[start Text provided]
An epsilon value (1e-10) is utilized to prevent division by zero in the computation.

See also

The Silhouette coefficient [-1, 1] can be computed by sklearn.metrics.silhouette_score().
The Calinski Harabasz score [0, ∞] can be obtained using sklearn.metrics.calinski_harabasz_score().
Clustering evaluation can be performed using AAclust.eval().

Examples

The Bayesian Information Criterion (BIC) [-∞, ∞] for a given set of clusters in the dataset X can be computed using the comp_bic_score() function. As introduced in [Breimann24a], the BIC was adjusted so that higher values indicate better clustering results:

import numpy as np
import seaborn as sns
import matplotlib.pyplot as plt
import pandas as pd
import aaanalysis as aa

# Generate random 2D data for two distinct groups
group_blue = np.random.normal(loc=[-1, -1], scale=[0.5, 0.5], size=(1000, 2))
group_red = np.random.normal(loc=[1, 1], scale=[0.5, 0.5], size=(1000, 2))

# Combine data into a single dataset and create labels
X = np.vstack([group_blue, group_red])
labels = np.array([0]*1000 + [1]*1000)

# Compute BIC score
bic_score = round(aa.comp_bic_score(X, labels), 3)

# Create a DataFrame for Seaborn
df = pd.DataFrame(X, columns=['Feature 1', 'Feature 2'])
df['Label'] = labels

# Plot using seaborn
aa.plot_settings()
sns.scatterplot(data=df, x='Feature 1', y='Feature 2', hue='Label',
                palette=['tab:blue', 'tab:red'], legend=False)

plt.title(f"BIC = {bic_score} (Perfect Labeling)")
sns.despine()
plt.show()

../_images/comp_bic_score_1_output_1_0.png

Labeling both groups randomly is dramatically decreasing the bic_score:

# Random labeling
np.random.shuffle(labels)
df['Label'] = labels

# Compute BIC score
bic_score = round(aa.comp_bic_score(X, labels), 3)


# Plot using seaborn
sns.scatterplot(data=df, x='Feature 1', y='Feature 2', hue='Label',
                palette=['tab:blue', 'tab:red'], legend=False)

plt.title(f"BIC = {bic_score} (Random Labeling)")
sns.despine()
plt.show()

../_images/comp_bic_score_2_output_3_0.png
[end Text provided]
- Actions to take -
- A) Answer these questions using the BIC documentation:
(i) Which epsilon value is used to prevent division by zero?
(ii) Which function can obtain the Calinski Harabasz score?
(iii) After the adjustment, what do higher BIC values indicate?
- B) For each statement, state whether it agrees with the BIC documentation, and quote the words that decide it:
(i) The Silhouette coefficient ranges from -1 to 1.
(ii) Random labeling of both groups increases the bic_score.
(iii) The BIC was adjusted so that lower values indicate better clustering.
- C) Translate this sentence from the BIC documentation into Spanish: "An epsilon value (1e-10) is utilized to prevent division by zero in the computation."
The data after this text are not required for any task.
[start Given material]
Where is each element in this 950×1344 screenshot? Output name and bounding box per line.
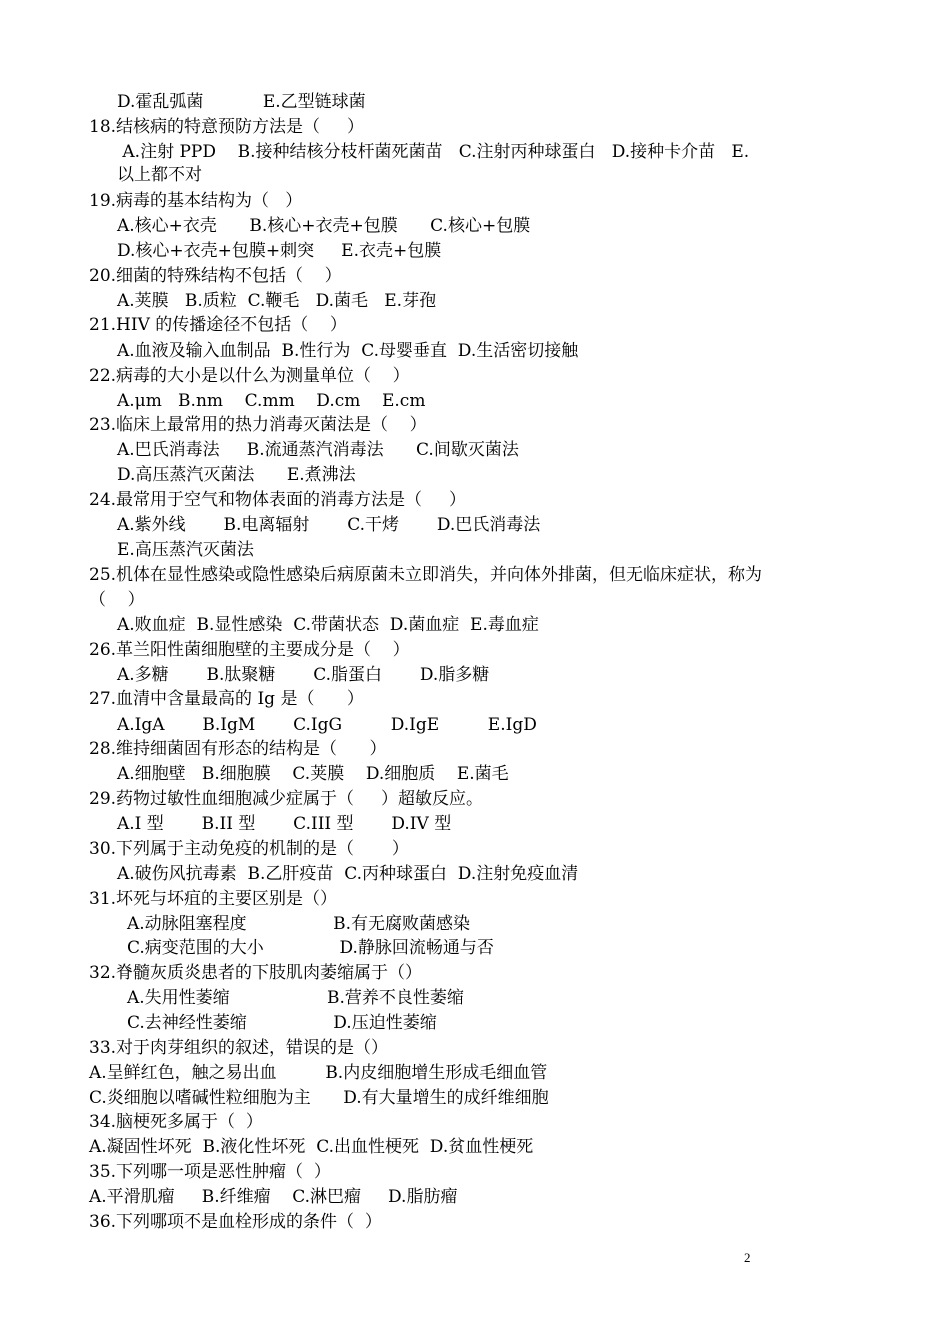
[end Given material]
- Solved problems -
- A)
(i) 1e-10
(ii) sklearn.metrics.calinski_harabasz_score()
(iii) Better clustering results

- B)
(i) Yes: "The Silhouette coefficient [-1, 1]"
(ii) No: "Labeling both groups randomly is dramatically decreasing the bic_score"
(iii) No: "the BIC was adjusted so that higher values indicate better clustering results"

- C) Se utiliza un valor épsilon (1e-10) para evitar la división por cero en el cálculo.